• **JOB**
Every line that holds "title" should be shown.

• **DATASET RECORDS**
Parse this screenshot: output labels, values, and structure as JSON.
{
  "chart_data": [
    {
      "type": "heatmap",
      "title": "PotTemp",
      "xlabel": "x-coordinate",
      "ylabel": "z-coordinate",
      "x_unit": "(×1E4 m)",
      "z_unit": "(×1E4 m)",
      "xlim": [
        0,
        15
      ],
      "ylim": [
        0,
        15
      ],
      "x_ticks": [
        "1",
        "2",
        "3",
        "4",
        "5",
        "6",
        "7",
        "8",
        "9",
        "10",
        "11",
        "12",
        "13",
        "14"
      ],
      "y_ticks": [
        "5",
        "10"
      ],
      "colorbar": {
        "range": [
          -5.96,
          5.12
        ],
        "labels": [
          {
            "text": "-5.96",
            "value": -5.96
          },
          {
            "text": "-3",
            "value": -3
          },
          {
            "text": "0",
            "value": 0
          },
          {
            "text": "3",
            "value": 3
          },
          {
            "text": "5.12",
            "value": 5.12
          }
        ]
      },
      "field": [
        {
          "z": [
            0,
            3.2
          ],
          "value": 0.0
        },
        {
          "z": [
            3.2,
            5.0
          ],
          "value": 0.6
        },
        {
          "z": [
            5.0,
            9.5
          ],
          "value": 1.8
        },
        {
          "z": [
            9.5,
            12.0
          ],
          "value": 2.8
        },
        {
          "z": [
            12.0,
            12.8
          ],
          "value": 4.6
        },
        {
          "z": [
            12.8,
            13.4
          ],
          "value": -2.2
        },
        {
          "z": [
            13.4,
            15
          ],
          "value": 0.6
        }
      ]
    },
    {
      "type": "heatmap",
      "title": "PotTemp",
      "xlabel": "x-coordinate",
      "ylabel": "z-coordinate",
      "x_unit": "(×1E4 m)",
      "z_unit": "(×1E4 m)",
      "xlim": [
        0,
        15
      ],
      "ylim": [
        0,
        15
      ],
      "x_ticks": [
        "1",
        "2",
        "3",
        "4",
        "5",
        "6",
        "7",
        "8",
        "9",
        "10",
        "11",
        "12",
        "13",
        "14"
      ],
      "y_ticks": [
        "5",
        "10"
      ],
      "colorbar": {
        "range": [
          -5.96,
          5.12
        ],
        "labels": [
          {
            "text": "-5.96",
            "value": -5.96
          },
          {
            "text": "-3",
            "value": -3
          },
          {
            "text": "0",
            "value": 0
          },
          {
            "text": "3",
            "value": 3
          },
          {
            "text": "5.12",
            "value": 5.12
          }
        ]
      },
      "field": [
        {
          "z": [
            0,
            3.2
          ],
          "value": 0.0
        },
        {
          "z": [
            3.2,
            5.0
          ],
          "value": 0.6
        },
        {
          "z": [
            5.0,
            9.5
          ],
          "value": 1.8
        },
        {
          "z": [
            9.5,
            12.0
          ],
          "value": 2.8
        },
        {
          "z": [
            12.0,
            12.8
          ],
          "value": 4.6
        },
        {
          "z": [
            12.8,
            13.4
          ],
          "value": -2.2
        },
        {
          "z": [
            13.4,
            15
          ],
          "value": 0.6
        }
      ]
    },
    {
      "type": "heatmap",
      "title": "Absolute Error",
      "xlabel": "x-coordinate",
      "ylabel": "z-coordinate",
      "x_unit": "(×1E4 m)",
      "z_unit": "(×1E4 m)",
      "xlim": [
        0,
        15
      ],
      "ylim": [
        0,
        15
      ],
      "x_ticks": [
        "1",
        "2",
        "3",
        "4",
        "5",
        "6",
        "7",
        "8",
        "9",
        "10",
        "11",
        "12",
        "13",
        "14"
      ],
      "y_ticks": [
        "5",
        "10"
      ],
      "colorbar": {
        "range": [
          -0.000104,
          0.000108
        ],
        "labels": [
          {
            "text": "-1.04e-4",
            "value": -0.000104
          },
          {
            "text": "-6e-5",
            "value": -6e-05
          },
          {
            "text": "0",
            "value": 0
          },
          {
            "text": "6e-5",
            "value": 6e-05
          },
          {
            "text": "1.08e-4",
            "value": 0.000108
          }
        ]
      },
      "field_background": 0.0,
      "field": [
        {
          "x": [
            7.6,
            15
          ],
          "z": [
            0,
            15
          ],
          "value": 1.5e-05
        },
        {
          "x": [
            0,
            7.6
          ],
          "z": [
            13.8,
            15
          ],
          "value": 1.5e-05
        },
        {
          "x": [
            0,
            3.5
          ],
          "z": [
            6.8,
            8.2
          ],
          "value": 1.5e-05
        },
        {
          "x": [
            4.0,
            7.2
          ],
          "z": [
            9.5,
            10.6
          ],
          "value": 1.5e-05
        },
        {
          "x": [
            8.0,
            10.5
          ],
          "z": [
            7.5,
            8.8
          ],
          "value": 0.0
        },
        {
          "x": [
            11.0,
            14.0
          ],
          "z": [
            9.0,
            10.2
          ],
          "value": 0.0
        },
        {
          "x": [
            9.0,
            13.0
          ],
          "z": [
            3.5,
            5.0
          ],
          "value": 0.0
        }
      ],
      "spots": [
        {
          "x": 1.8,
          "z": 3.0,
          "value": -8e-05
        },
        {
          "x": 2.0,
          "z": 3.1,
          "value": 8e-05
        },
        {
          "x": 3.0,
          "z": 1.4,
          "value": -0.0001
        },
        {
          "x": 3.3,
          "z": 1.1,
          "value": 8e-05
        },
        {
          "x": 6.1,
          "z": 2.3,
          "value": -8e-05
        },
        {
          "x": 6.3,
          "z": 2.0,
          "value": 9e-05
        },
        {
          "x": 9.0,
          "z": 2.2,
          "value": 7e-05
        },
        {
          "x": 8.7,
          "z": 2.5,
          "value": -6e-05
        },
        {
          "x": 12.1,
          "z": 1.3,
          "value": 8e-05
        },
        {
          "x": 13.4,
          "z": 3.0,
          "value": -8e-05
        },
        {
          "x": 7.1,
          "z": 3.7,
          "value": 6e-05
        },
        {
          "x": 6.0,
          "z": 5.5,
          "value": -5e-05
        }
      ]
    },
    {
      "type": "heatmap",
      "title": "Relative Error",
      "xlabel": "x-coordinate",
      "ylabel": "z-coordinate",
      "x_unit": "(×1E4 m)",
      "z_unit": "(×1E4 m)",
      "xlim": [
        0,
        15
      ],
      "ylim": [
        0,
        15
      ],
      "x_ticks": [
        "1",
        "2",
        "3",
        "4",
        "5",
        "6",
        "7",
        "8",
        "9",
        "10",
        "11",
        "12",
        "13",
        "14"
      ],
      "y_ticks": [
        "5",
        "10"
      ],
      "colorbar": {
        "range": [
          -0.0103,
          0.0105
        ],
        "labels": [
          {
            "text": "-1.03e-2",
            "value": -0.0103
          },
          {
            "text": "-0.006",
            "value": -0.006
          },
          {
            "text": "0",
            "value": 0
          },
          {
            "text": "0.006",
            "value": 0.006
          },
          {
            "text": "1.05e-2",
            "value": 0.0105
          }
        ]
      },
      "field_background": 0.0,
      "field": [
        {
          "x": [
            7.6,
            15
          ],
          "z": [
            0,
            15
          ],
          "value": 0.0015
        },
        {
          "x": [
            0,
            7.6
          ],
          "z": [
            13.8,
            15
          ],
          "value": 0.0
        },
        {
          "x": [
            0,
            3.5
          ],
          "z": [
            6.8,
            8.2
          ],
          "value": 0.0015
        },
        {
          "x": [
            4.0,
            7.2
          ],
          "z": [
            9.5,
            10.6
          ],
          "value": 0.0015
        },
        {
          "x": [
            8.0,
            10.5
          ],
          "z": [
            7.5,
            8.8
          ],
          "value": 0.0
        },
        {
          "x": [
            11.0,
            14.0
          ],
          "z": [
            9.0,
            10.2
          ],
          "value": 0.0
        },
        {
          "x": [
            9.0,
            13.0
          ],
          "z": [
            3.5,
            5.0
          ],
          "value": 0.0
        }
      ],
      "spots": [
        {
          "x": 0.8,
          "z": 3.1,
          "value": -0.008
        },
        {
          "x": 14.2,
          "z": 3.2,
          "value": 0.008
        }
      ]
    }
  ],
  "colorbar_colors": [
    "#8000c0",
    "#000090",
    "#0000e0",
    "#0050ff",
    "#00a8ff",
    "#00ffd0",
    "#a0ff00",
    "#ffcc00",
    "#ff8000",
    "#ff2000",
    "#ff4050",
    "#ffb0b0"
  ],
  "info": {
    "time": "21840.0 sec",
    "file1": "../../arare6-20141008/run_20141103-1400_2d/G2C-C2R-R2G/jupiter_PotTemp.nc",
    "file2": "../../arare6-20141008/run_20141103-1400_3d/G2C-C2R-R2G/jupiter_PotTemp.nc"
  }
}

• **THE RESPONSE**
      "title": "PotTemp",
      "title": "PotTemp",
      "title": "Absolute Error",
      "title": "Relative Error",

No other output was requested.